** BEGIN **

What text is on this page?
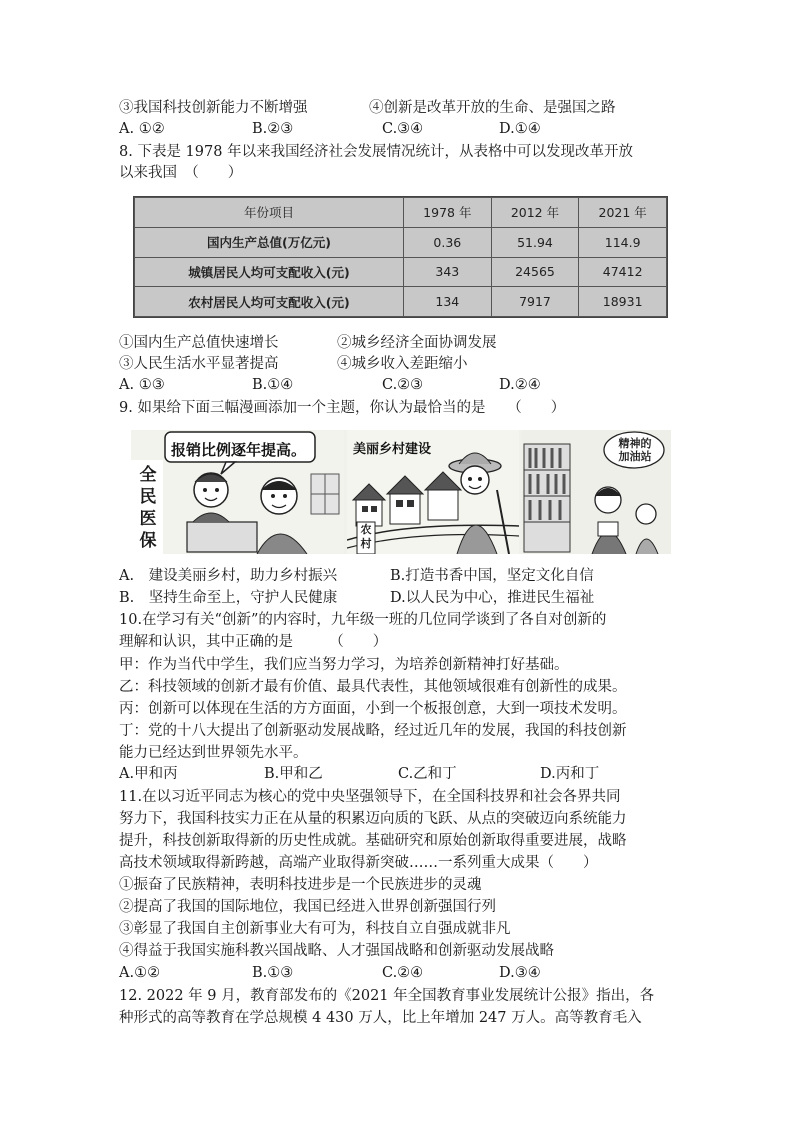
③我国科技创新能力不断增强	④创新是改革开放的生命、是强国之路
A. ①②	B.②③	C.③④	D.①④
8. 下表是 1978 年以来我国经济社会发展情况统计，从表格中可以发现改革开放
以来我国　（　　）
年份项目	1978 年	2012 年	2021 年
国内生产总值(万亿元)	0.36	51.94	114.9
城镇居民人均可支配收入(元)	343	24565	47412
农村居民人均可支配收入(元)	134	7917	18931
①国内生产总值快速增长	②城乡经济全面协调发展
③人民生活水平显著提高	④城乡收入差距缩小
A. ①③	B.①④	C.②③	D.②④
9. 如果给下面三幅漫画添加一个主题，你认为最恰当的是　　（　　）
报销比例逐年提高。
全
民
医
保
美丽乡村建设
农
村
精神的
加油站
A.　建设美丽乡村，助力乡村振兴	B.打造书香中国，坚定文化自信
B.　坚持生命至上，守护人民健康	D.以人民为中心，推进民生福祉
10.在学习有关“创新”的内容时，九年级一班的几位同学谈到了各自对创新的
理解和认识，其中正确的是　　　（　　）
甲：作为当代中学生，我们应当努力学习，为培养创新精神打好基础。
乙：科技领域的创新才最有价值、最具代表性，其他领域很难有创新性的成果。
丙：创新可以体现在生活的方方面面，小到一个板报创意，大到一项技术发明。
丁：党的十八大提出了创新驱动发展战略，经过近几年的发展，我国的科技创新
能力已经达到世界领先水平。
A.甲和丙	B.甲和乙	C.乙和丁	D.丙和丁
11.在以习近平同志为核心的党中央坚强领导下，在全国科技界和社会各界共同
努力下，我国科技实力正在从量的积累迈向质的飞跃、从点的突破迈向系统能力
提升，科技创新取得新的历史性成就。基础研究和原始创新取得重要进展，战略
高技术领域取得新跨越，高端产业取得新突破……一系列重大成果（　　）
①振奋了民族精神，表明科技进步是一个民族进步的灵魂
②提高了我国的国际地位，我国已经进入世界创新强国行列
③彰显了我国自主创新事业大有可为，科技自立自强成就非凡
④得益于我国实施科教兴国战略、人才强国战略和创新驱动发展战略
A.①②	B.①③	C.②④	D.③④
12. 2022 年 9 月，教育部发布的《2021 年全国教育事业发展统计公报》指出，各
种形式的高等教育在学总规模 4 430 万人，比上年增加 247 万人。高等教育毛入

** END **

Quote the material word for word, dropping any images it holds.

### THE ANSWER
What text is on this page?
③我国科技创新能力不断增强	④创新是改革开放的生命、是强国之路
A. ①②	B.②③	C.③④	D.①④
8. 下表是 1978 年以来我国经济社会发展情况统计，从表格中可以发现改革开放
以来我国　（　　）
年份项目	1978 年	2012 年	2021 年
国内生产总值(万亿元)	0.36	51.94	114.9
城镇居民人均可支配收入(元)	343	24565	47412
农村居民人均可支配收入(元)	134	7917	18931
①国内生产总值快速增长	②城乡经济全面协调发展
③人民生活水平显著提高	④城乡收入差距缩小
A. ①③	B.①④	C.②③	D.②④
9. 如果给下面三幅漫画添加一个主题，你认为最恰当的是　　（　　）
报销比例逐年提高。
全
民
医
保
美丽乡村建设
农
村
精神的
加油站
A.　建设美丽乡村，助力乡村振兴	B.打造书香中国，坚定文化自信
B.　坚持生命至上，守护人民健康	D.以人民为中心，推进民生福祉
10.在学习有关“创新”的内容时，九年级一班的几位同学谈到了各自对创新的
理解和认识，其中正确的是　　　（　　）
甲：作为当代中学生，我们应当努力学习，为培养创新精神打好基础。
乙：科技领域的创新才最有价值、最具代表性，其他领域很难有创新性的成果。
丙：创新可以体现在生活的方方面面，小到一个板报创意，大到一项技术发明。
丁：党的十八大提出了创新驱动发展战略，经过近几年的发展，我国的科技创新
能力已经达到世界领先水平。
A.甲和丙	B.甲和乙	C.乙和丁	D.丙和丁
11.在以习近平同志为核心的党中央坚强领导下，在全国科技界和社会各界共同
努力下，我国科技实力正在从量的积累迈向质的飞跃、从点的突破迈向系统能力
提升，科技创新取得新的历史性成就。基础研究和原始创新取得重要进展，战略
高技术领域取得新跨越，高端产业取得新突破……一系列重大成果（　　）
①振奋了民族精神，表明科技进步是一个民族进步的灵魂
②提高了我国的国际地位，我国已经进入世界创新强国行列
③彰显了我国自主创新事业大有可为，科技自立自强成就非凡
④得益于我国实施科教兴国战略、人才强国战略和创新驱动发展战略
A.①②	B.①③	C.②④	D.③④
12. 2022 年 9 月，教育部发布的《2021 年全国教育事业发展统计公报》指出，各
种形式的高等教育在学总规模 4 430 万人，比上年增加 247 万人。高等教育毛入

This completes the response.